>> begin SOURCE RECORDS
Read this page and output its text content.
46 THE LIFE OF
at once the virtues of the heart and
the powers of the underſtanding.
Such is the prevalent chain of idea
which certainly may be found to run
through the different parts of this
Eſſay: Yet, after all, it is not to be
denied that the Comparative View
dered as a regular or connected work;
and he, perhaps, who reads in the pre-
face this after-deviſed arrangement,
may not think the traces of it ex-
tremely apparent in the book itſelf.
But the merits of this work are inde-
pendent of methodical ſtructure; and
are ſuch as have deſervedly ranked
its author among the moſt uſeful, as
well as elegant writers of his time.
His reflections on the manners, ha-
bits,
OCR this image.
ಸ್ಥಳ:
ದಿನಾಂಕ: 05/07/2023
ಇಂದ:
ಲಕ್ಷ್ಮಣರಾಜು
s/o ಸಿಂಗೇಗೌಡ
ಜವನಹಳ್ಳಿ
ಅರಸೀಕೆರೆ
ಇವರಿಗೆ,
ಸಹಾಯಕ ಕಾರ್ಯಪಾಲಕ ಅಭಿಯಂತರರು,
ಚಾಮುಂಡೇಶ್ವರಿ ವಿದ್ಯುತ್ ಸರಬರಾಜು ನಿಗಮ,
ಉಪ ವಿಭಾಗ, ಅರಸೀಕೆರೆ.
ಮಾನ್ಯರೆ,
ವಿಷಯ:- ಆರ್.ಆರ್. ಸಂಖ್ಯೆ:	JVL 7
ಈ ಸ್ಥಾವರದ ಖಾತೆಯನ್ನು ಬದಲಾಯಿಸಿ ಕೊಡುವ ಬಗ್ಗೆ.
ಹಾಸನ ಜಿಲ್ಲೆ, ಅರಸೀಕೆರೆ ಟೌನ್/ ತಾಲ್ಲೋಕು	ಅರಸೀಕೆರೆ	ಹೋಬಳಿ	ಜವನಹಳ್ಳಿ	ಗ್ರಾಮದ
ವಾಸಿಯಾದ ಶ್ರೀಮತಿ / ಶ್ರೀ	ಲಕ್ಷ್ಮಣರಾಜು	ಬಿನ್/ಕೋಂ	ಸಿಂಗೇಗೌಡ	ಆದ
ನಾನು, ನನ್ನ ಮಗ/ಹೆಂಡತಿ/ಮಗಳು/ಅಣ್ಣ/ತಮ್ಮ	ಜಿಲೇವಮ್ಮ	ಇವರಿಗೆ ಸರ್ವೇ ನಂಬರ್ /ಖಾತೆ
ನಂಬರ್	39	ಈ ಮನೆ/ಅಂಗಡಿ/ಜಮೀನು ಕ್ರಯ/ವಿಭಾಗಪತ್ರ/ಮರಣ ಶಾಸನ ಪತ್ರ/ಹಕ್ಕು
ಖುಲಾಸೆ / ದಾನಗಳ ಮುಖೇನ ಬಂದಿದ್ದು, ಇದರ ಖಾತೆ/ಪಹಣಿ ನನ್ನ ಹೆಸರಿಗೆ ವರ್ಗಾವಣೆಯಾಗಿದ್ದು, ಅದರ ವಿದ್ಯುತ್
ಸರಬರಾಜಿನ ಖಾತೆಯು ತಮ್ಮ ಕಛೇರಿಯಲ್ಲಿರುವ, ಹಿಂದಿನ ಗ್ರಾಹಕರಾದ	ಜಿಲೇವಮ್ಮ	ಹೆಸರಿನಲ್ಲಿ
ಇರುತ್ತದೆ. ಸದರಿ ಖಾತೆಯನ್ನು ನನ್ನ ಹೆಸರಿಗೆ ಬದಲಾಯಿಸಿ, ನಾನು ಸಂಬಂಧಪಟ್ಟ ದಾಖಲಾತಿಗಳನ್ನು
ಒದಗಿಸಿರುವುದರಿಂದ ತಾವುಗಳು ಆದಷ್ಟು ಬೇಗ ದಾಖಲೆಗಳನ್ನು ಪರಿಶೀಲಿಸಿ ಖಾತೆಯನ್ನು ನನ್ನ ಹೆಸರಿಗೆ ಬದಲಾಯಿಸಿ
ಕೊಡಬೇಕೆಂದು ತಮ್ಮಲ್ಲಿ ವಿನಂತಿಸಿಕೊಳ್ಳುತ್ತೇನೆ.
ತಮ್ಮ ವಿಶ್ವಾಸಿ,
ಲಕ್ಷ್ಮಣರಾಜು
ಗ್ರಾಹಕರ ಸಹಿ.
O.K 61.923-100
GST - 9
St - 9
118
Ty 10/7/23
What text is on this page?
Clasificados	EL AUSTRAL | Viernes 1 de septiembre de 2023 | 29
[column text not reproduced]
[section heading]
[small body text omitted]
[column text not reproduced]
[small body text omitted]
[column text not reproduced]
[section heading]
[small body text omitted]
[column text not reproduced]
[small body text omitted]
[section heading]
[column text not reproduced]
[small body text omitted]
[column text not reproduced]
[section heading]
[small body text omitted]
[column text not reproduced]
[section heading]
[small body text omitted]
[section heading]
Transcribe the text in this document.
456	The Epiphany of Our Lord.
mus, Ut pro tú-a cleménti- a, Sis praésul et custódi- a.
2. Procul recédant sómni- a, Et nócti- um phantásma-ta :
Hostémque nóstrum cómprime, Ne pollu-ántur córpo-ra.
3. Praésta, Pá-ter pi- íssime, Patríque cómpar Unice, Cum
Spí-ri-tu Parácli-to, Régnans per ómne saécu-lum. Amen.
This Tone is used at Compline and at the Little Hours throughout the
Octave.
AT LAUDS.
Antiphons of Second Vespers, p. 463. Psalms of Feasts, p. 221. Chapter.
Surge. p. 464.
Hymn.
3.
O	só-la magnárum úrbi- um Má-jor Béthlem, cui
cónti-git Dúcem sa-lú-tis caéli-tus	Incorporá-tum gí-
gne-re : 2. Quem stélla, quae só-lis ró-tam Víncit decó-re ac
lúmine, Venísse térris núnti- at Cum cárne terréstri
>> end SOURCE RECORDS
Recopy all the lines exactly as they appear.

Read this page and output its text content.
46 THE LIFE OF
at once the virtues of the heart and
the powers of the underſtanding.
Such is the prevalent chain of idea
which certainly may be found to run
through the different parts of this
Eſſay: Yet, after all, it is not to be
denied that the Comparative View
dered as a regular or connected work;
and he, perhaps, who reads in the pre-
face this after-deviſed arrangement,
may not think the traces of it ex-
tremely apparent in the book itſelf.
But the merits of this work are inde-
pendent of methodical ſtructure; and
are ſuch as have deſervedly ranked
its author among the moſt uſeful, as
well as elegant writers of his time.
His reflections on the manners, ha-
bits,
OCR this image.
ಸ್ಥಳ:
ದಿನಾಂಕ: 05/07/2023
ಇಂದ:
ಲಕ್ಷ್ಮಣರಾಜು
s/o ಸಿಂಗೇಗೌಡ
ಜವನಹಳ್ಳಿ
ಅರಸೀಕೆರೆ
ಇವರಿಗೆ,
ಸಹಾಯಕ ಕಾರ್ಯಪಾಲಕ ಅಭಿಯಂತರರು,
ಚಾಮುಂಡೇಶ್ವರಿ ವಿದ್ಯುತ್ ಸರಬರಾಜು ನಿಗಮ,
ಉಪ ವಿಭಾಗ, ಅರಸೀಕೆರೆ.
ಮಾನ್ಯರೆ,
ವಿಷಯ:- ಆರ್.ಆರ್. ಸಂಖ್ಯೆ:	JVL 7
ಈ ಸ್ಥಾವರದ ಖಾತೆಯನ್ನು ಬದಲಾಯಿಸಿ ಕೊಡುವ ಬಗ್ಗೆ.
ಹಾಸನ ಜಿಲ್ಲೆ, ಅರಸೀಕೆರೆ ಟೌನ್/ ತಾಲ್ಲೋಕು	ಅರಸೀಕೆರೆ	ಹೋಬಳಿ	ಜವನಹಳ್ಳಿ	ಗ್ರಾಮದ
ವಾಸಿಯಾದ ಶ್ರೀಮತಿ / ಶ್ರೀ	ಲಕ್ಷ್ಮಣರಾಜು	ಬಿನ್/ಕೋಂ	ಸಿಂಗೇಗೌಡ	ಆದ
ನಾನು, ನನ್ನ ಮಗ/ಹೆಂಡತಿ/ಮಗಳು/ಅಣ್ಣ/ತಮ್ಮ	ಜಿಲೇವಮ್ಮ	ಇವರಿಗೆ ಸರ್ವೇ ನಂಬರ್ /ಖಾತೆ
ನಂಬರ್	39	ಈ ಮನೆ/ಅಂಗಡಿ/ಜಮೀನು ಕ್ರಯ/ವಿಭಾಗಪತ್ರ/ಮರಣ ಶಾಸನ ಪತ್ರ/ಹಕ್ಕು
ಖುಲಾಸೆ / ದಾನಗಳ ಮುಖೇನ ಬಂದಿದ್ದು, ಇದರ ಖಾತೆ/ಪಹಣಿ ನನ್ನ ಹೆಸರಿಗೆ ವರ್ಗಾವಣೆಯಾಗಿದ್ದು, ಅದರ ವಿದ್ಯುತ್
ಸರಬರಾಜಿನ ಖಾತೆಯು ತಮ್ಮ ಕಛೇರಿಯಲ್ಲಿರುವ, ಹಿಂದಿನ ಗ್ರಾಹಕರಾದ	ಜಿಲೇವಮ್ಮ	ಹೆಸರಿನಲ್ಲಿ
ಇರುತ್ತದೆ. ಸದರಿ ಖಾತೆಯನ್ನು ನನ್ನ ಹೆಸರಿಗೆ ಬದಲಾಯಿಸಿ, ನಾನು ಸಂಬಂಧಪಟ್ಟ ದಾಖಲಾತಿಗಳನ್ನು
ಒದಗಿಸಿರುವುದರಿಂದ ತಾವುಗಳು ಆದಷ್ಟು ಬೇಗ ದಾಖಲೆಗಳನ್ನು ಪರಿಶೀಲಿಸಿ ಖಾತೆಯನ್ನು ನನ್ನ ಹೆಸರಿಗೆ ಬದಲಾಯಿಸಿ
ಕೊಡಬೇಕೆಂದು ತಮ್ಮಲ್ಲಿ ವಿನಂತಿಸಿಕೊಳ್ಳುತ್ತೇನೆ.
ತಮ್ಮ ವಿಶ್ವಾಸಿ,
ಲಕ್ಷ್ಮಣರಾಜು
ಗ್ರಾಹಕರ ಸಹಿ.
O.K 61.923-100
GST - 9
St - 9
118
Ty 10/7/23
What text is on this page?
Clasificados	EL AUSTRAL | Viernes 1 de septiembre de 2023 | 29
[column text not reproduced]
[section heading]
[small body text omitted]
[column text not reproduced]
[small body text omitted]
[column text not reproduced]
[section heading]
[small body text omitted]
[column text not reproduced]
[small body text omitted]
[section heading]
[column text not reproduced]
[small body text omitted]
[column text not reproduced]
[section heading]
[small body text omitted]
[column text not reproduced]
[section heading]
[small body text omitted]
[section heading]
Transcribe the text in this document.
456	The Epiphany of Our Lord.
mus, Ut pro tú-a cleménti- a, Sis praésul et custódi- a.
2. Procul recédant sómni- a, Et nócti- um phantásma-ta :
Hostémque nóstrum cómprime, Ne pollu-ántur córpo-ra.
3. Praésta, Pá-ter pi- íssime, Patríque cómpar Unice, Cum
Spí-ri-tu Parácli-to, Régnans per ómne saécu-lum. Amen.
This Tone is used at Compline and at the Little Hours throughout the
Octave.
AT LAUDS.
Antiphons of Second Vespers, p. 463. Psalms of Feasts, p. 221. Chapter.
Surge. p. 464.
Hymn.
3.
O	só-la magnárum úrbi- um Má-jor Béthlem, cui
cónti-git Dúcem sa-lú-tis caéli-tus	Incorporá-tum gí-
gne-re : 2. Quem stélla, quae só-lis ró-tam Víncit decó-re ac
lúmine, Venísse térris núnti- at Cum cárne terréstri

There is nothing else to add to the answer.